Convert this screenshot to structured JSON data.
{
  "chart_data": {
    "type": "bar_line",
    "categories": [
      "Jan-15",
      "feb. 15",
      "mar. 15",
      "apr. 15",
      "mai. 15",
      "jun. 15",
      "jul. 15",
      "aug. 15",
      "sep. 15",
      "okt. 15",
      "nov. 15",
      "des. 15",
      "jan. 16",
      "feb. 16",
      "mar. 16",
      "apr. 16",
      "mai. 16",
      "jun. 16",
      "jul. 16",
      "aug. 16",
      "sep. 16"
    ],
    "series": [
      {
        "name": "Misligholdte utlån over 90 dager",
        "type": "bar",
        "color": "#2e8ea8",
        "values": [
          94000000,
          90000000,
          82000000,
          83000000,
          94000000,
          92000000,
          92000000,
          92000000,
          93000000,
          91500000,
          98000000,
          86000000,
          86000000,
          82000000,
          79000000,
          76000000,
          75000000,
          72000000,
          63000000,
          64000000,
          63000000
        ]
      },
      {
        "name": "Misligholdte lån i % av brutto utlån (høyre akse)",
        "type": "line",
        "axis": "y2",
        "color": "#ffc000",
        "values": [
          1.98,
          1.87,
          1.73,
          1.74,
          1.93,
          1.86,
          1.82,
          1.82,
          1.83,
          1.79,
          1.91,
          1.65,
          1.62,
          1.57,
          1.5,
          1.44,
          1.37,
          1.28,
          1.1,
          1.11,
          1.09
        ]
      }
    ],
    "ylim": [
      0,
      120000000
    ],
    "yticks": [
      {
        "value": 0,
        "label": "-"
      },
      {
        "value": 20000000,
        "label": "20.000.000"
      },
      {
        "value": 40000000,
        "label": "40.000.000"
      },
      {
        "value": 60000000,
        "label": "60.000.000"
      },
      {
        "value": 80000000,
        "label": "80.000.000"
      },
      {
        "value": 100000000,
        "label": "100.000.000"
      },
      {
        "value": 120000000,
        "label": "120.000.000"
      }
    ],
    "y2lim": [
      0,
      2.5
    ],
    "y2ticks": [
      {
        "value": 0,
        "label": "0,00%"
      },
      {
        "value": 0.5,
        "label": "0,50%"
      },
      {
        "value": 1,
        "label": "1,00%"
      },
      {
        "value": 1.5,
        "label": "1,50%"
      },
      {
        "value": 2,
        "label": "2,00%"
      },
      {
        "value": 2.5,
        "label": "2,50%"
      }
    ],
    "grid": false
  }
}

_ _ _

■ **What the task asks**:
Copy, from the material, each line that holds the string "name".

■ **The completed task**:
        "name": "Misligholdte utlån over 90 dager",
        "name": "Misligholdte lån i % av brutto utlån (høyre akse)",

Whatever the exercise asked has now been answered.